Stored data start

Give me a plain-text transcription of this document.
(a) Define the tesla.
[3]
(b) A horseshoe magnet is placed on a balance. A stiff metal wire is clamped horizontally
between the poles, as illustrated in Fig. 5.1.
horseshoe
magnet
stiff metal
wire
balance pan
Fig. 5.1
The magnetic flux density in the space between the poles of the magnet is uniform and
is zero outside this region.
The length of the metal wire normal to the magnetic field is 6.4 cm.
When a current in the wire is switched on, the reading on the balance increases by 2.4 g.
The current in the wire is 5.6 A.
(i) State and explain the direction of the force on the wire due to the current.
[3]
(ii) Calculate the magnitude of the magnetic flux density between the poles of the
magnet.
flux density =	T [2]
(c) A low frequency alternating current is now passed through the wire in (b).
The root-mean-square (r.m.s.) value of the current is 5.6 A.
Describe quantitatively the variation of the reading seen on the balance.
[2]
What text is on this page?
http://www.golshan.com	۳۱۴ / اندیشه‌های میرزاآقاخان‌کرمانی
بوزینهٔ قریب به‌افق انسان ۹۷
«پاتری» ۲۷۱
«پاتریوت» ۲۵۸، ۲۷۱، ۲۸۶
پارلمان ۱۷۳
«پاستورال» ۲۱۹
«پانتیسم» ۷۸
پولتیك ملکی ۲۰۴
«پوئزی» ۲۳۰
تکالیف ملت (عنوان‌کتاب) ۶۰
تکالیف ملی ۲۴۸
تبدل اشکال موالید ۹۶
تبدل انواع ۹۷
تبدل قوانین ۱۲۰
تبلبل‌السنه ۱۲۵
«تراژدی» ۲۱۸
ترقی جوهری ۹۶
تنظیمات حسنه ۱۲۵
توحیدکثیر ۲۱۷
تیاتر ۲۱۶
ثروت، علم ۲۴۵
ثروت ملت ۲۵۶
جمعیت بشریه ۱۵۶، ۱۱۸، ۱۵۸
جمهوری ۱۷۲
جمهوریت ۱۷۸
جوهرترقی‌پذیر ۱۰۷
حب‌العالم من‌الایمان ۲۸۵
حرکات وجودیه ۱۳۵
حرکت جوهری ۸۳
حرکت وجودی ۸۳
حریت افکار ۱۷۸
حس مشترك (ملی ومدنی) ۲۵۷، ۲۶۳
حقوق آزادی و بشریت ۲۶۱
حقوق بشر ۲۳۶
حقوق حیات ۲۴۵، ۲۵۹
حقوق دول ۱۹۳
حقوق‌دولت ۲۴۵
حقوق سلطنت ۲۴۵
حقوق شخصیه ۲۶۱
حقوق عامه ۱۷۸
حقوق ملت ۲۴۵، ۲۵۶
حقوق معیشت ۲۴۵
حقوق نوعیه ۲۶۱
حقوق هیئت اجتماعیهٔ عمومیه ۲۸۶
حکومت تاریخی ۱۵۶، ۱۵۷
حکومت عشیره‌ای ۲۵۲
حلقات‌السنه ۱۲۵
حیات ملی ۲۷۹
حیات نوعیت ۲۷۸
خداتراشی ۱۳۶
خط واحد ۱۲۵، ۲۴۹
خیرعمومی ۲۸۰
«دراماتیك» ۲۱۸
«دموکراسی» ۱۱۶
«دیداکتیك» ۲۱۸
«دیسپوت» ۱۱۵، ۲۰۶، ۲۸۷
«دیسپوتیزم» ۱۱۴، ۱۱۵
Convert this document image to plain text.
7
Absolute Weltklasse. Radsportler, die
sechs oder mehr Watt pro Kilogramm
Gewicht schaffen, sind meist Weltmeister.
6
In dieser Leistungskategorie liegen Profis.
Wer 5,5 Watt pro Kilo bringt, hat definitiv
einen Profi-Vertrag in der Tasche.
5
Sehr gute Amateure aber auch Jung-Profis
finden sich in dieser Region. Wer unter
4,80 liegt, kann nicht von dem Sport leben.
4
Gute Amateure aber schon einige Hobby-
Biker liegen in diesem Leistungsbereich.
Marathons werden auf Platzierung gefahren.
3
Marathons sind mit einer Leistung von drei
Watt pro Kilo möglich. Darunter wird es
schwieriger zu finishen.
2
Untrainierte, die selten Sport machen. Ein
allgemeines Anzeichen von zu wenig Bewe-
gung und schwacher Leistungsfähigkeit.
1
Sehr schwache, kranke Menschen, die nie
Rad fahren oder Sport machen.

Stored data end

Problem »
Go through the records and show every line with the string "حقوق" in it.

Final result »
حقوق آزادی و بشریت ۲۶۱
حقوق بشر ۲۳۶
حقوق حیات ۲۴۵، ۲۵۹
حقوق دول ۱۹۳
حقوق‌دولت ۲۴۵
حقوق سلطنت ۲۴۵
حقوق شخصیه ۲۶۱
حقوق عامه ۱۷۸
حقوق ملت ۲۴۵، ۲۵۶
حقوق معیشت ۲۴۵
حقوق نوعیه ۲۶۱
حقوق هیئت اجتماعیهٔ عمومیه ۲۸۶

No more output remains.